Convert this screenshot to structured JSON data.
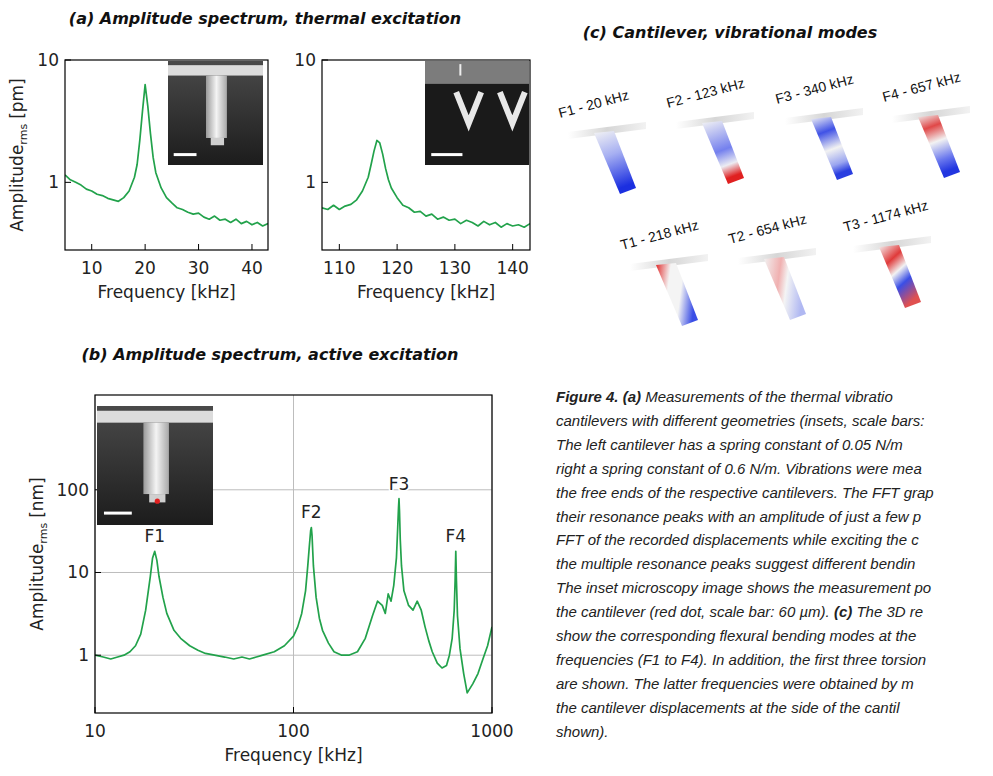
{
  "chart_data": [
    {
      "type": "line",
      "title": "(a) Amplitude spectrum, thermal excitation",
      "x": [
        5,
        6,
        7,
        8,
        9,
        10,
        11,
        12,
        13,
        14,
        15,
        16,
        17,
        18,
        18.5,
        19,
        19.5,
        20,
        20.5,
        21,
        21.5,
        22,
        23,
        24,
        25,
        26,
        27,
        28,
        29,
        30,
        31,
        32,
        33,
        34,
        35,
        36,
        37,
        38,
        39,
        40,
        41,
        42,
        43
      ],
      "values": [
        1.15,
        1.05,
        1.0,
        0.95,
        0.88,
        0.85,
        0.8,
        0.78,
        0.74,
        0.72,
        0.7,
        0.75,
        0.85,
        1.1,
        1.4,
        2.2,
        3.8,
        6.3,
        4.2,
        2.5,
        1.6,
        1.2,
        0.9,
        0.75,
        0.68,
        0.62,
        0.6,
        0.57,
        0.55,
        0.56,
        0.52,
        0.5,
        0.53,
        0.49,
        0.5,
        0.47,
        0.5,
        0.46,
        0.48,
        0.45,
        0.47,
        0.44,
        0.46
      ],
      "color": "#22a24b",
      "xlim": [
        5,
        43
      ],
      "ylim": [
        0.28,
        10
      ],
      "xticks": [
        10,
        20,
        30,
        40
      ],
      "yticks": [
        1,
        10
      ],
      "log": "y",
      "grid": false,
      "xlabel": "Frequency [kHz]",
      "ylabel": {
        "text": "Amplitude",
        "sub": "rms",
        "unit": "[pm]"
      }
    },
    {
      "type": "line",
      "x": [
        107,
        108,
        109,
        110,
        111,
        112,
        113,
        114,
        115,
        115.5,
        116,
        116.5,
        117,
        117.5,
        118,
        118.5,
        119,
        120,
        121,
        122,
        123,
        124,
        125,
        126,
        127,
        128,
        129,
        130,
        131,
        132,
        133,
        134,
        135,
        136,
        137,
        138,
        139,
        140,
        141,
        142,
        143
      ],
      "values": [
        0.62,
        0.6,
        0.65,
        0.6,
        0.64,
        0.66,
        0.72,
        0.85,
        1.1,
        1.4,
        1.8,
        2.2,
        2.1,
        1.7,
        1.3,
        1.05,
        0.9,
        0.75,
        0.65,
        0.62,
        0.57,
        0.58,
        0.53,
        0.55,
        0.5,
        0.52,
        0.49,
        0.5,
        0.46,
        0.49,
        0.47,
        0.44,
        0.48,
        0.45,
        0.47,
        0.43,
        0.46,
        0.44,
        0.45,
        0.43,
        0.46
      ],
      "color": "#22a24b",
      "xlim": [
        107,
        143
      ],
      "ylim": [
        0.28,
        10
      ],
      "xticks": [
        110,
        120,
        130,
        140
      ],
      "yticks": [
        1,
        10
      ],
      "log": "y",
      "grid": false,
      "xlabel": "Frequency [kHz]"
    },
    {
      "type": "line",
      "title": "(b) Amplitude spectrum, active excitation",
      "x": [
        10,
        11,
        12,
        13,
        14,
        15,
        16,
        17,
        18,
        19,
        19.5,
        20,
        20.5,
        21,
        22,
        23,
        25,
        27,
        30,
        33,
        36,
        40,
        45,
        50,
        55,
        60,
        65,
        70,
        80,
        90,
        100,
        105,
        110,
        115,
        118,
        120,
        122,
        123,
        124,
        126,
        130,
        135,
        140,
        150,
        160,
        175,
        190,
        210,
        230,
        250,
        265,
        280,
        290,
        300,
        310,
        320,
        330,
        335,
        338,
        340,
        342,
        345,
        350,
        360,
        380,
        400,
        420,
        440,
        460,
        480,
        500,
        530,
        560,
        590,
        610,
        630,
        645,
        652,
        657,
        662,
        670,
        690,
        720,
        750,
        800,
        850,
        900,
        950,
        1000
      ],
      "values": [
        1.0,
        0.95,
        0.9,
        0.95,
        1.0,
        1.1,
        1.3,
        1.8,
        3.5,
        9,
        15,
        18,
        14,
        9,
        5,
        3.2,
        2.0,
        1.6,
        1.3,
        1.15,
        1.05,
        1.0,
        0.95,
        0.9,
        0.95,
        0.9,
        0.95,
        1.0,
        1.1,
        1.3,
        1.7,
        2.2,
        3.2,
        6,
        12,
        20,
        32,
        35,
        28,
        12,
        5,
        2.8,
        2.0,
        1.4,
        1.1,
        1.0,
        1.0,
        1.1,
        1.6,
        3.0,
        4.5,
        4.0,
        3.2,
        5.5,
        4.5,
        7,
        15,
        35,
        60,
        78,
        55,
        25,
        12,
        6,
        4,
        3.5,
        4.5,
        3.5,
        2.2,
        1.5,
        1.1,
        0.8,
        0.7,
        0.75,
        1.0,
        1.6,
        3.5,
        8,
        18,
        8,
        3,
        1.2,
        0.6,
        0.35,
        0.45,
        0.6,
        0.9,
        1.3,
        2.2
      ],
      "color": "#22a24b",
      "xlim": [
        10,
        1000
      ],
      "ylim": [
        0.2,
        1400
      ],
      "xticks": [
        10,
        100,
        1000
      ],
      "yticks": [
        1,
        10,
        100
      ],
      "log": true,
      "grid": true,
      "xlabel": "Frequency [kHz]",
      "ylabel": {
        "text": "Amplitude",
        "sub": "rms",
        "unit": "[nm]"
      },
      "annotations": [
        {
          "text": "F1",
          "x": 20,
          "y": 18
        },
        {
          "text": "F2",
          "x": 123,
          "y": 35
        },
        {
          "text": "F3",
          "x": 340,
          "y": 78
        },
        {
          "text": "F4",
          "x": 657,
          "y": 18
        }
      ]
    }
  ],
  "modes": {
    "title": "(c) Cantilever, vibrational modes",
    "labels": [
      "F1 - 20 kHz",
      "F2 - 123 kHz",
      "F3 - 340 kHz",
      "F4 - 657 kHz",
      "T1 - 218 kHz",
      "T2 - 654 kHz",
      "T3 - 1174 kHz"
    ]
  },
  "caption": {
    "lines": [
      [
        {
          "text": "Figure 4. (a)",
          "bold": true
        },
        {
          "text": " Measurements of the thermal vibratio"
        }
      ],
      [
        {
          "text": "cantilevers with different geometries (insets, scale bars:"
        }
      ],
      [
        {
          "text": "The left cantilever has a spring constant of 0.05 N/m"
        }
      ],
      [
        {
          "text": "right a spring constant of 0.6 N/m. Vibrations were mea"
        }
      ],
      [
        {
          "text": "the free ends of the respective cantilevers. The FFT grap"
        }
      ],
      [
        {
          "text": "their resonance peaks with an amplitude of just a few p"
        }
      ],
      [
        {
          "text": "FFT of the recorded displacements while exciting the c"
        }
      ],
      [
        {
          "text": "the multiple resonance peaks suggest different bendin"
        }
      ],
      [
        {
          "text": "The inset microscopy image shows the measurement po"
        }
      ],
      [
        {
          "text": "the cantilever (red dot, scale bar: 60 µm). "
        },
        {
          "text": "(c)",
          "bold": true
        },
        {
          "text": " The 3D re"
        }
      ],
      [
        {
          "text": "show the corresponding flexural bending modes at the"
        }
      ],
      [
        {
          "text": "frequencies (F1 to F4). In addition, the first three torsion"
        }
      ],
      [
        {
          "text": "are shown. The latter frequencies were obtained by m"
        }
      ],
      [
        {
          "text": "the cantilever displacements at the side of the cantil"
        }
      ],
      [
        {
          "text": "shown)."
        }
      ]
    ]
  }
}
----
Extract all the data above exactly, excluding every picture.

WRITTEN SOLUTION =
Convert this screenshot to structured JSON data.
{
  "chart_data": [
    {
      "type": "line",
      "title": "(a) Amplitude spectrum, thermal excitation",
      "x": [
        5,
        6,
        7,
        8,
        9,
        10,
        11,
        12,
        13,
        14,
        15,
        16,
        17,
        18,
        18.5,
        19,
        19.5,
        20,
        20.5,
        21,
        21.5,
        22,
        23,
        24,
        25,
        26,
        27,
        28,
        29,
        30,
        31,
        32,
        33,
        34,
        35,
        36,
        37,
        38,
        39,
        40,
        41,
        42,
        43
      ],
      "values": [
        1.15,
        1.05,
        1.0,
        0.95,
        0.88,
        0.85,
        0.8,
        0.78,
        0.74,
        0.72,
        0.7,
        0.75,
        0.85,
        1.1,
        1.4,
        2.2,
        3.8,
        6.3,
        4.2,
        2.5,
        1.6,
        1.2,
        0.9,
        0.75,
        0.68,
        0.62,
        0.6,
        0.57,
        0.55,
        0.56,
        0.52,
        0.5,
        0.53,
        0.49,
        0.5,
        0.47,
        0.5,
        0.46,
        0.48,
        0.45,
        0.47,
        0.44,
        0.46
      ],
      "color": "#22a24b",
      "xlim": [
        5,
        43
      ],
      "ylim": [
        0.28,
        10
      ],
      "xticks": [
        10,
        20,
        30,
        40
      ],
      "yticks": [
        1,
        10
      ],
      "log": "y",
      "grid": false,
      "xlabel": "Frequency [kHz]",
      "ylabel": {
        "text": "Amplitude",
        "sub": "rms",
        "unit": "[pm]"
      }
    },
    {
      "type": "line",
      "x": [
        107,
        108,
        109,
        110,
        111,
        112,
        113,
        114,
        115,
        115.5,
        116,
        116.5,
        117,
        117.5,
        118,
        118.5,
        119,
        120,
        121,
        122,
        123,
        124,
        125,
        126,
        127,
        128,
        129,
        130,
        131,
        132,
        133,
        134,
        135,
        136,
        137,
        138,
        139,
        140,
        141,
        142,
        143
      ],
      "values": [
        0.62,
        0.6,
        0.65,
        0.6,
        0.64,
        0.66,
        0.72,
        0.85,
        1.1,
        1.4,
        1.8,
        2.2,
        2.1,
        1.7,
        1.3,
        1.05,
        0.9,
        0.75,
        0.65,
        0.62,
        0.57,
        0.58,
        0.53,
        0.55,
        0.5,
        0.52,
        0.49,
        0.5,
        0.46,
        0.49,
        0.47,
        0.44,
        0.48,
        0.45,
        0.47,
        0.43,
        0.46,
        0.44,
        0.45,
        0.43,
        0.46
      ],
      "color": "#22a24b",
      "xlim": [
        107,
        143
      ],
      "ylim": [
        0.28,
        10
      ],
      "xticks": [
        110,
        120,
        130,
        140
      ],
      "yticks": [
        1,
        10
      ],
      "log": "y",
      "grid": false,
      "xlabel": "Frequency [kHz]"
    },
    {
      "type": "line",
      "title": "(b) Amplitude spectrum, active excitation",
      "x": [
        10,
        11,
        12,
        13,
        14,
        15,
        16,
        17,
        18,
        19,
        19.5,
        20,
        20.5,
        21,
        22,
        23,
        25,
        27,
        30,
        33,
        36,
        40,
        45,
        50,
        55,
        60,
        65,
        70,
        80,
        90,
        100,
        105,
        110,
        115,
        118,
        120,
        122,
        123,
        124,
        126,
        130,
        135,
        140,
        150,
        160,
        175,
        190,
        210,
        230,
        250,
        265,
        280,
        290,
        300,
        310,
        320,
        330,
        335,
        338,
        340,
        342,
        345,
        350,
        360,
        380,
        400,
        420,
        440,
        460,
        480,
        500,
        530,
        560,
        590,
        610,
        630,
        645,
        652,
        657,
        662,
        670,
        690,
        720,
        750,
        800,
        850,
        900,
        950,
        1000
      ],
      "values": [
        1.0,
        0.95,
        0.9,
        0.95,
        1.0,
        1.1,
        1.3,
        1.8,
        3.5,
        9,
        15,
        18,
        14,
        9,
        5,
        3.2,
        2.0,
        1.6,
        1.3,
        1.15,
        1.05,
        1.0,
        0.95,
        0.9,
        0.95,
        0.9,
        0.95,
        1.0,
        1.1,
        1.3,
        1.7,
        2.2,
        3.2,
        6,
        12,
        20,
        32,
        35,
        28,
        12,
        5,
        2.8,
        2.0,
        1.4,
        1.1,
        1.0,
        1.0,
        1.1,
        1.6,
        3.0,
        4.5,
        4.0,
        3.2,
        5.5,
        4.5,
        7,
        15,
        35,
        60,
        78,
        55,
        25,
        12,
        6,
        4,
        3.5,
        4.5,
        3.5,
        2.2,
        1.5,
        1.1,
        0.8,
        0.7,
        0.75,
        1.0,
        1.6,
        3.5,
        8,
        18,
        8,
        3,
        1.2,
        0.6,
        0.35,
        0.45,
        0.6,
        0.9,
        1.3,
        2.2
      ],
      "color": "#22a24b",
      "xlim": [
        10,
        1000
      ],
      "ylim": [
        0.2,
        1400
      ],
      "xticks": [
        10,
        100,
        1000
      ],
      "yticks": [
        1,
        10,
        100
      ],
      "log": true,
      "grid": true,
      "xlabel": "Frequency [kHz]",
      "ylabel": {
        "text": "Amplitude",
        "sub": "rms",
        "unit": "[nm]"
      },
      "annotations": [
        {
          "text": "F1",
          "x": 20,
          "y": 18
        },
        {
          "text": "F2",
          "x": 123,
          "y": 35
        },
        {
          "text": "F3",
          "x": 340,
          "y": 78
        },
        {
          "text": "F4",
          "x": 657,
          "y": 18
        }
      ]
    }
  ],
  "modes": {
    "title": "(c) Cantilever, vibrational modes",
    "labels": [
      "F1 - 20 kHz",
      "F2 - 123 kHz",
      "F3 - 340 kHz",
      "F4 - 657 kHz",
      "T1 - 218 kHz",
      "T2 - 654 kHz",
      "T3 - 1174 kHz"
    ]
  },
  "caption": {
    "lines": [
      [
        {
          "text": "Figure 4. (a)",
          "bold": true
        },
        {
          "text": " Measurements of the thermal vibratio"
        }
      ],
      [
        {
          "text": "cantilevers with different geometries (insets, scale bars:"
        }
      ],
      [
        {
          "text": "The left cantilever has a spring constant of 0.05 N/m"
        }
      ],
      [
        {
          "text": "right a spring constant of 0.6 N/m. Vibrations were mea"
        }
      ],
      [
        {
          "text": "the free ends of the respective cantilevers. The FFT grap"
        }
      ],
      [
        {
          "text": "their resonance peaks with an amplitude of just a few p"
        }
      ],
      [
        {
          "text": "FFT of the recorded displacements while exciting the c"
        }
      ],
      [
        {
          "text": "the multiple resonance peaks suggest different bendin"
        }
      ],
      [
        {
          "text": "The inset microscopy image shows the measurement po"
        }
      ],
      [
        {
          "text": "the cantilever (red dot, scale bar: 60 µm). "
        },
        {
          "text": "(c)",
          "bold": true
        },
        {
          "text": " The 3D re"
        }
      ],
      [
        {
          "text": "show the corresponding flexural bending modes at the"
        }
      ],
      [
        {
          "text": "frequencies (F1 to F4). In addition, the first three torsion"
        }
      ],
      [
        {
          "text": "are shown. The latter frequencies were obtained by m"
        }
      ],
      [
        {
          "text": "the cantilever displacements at the side of the cantil"
        }
      ],
      [
        {
          "text": "shown)."
        }
      ]
    ]
  }
}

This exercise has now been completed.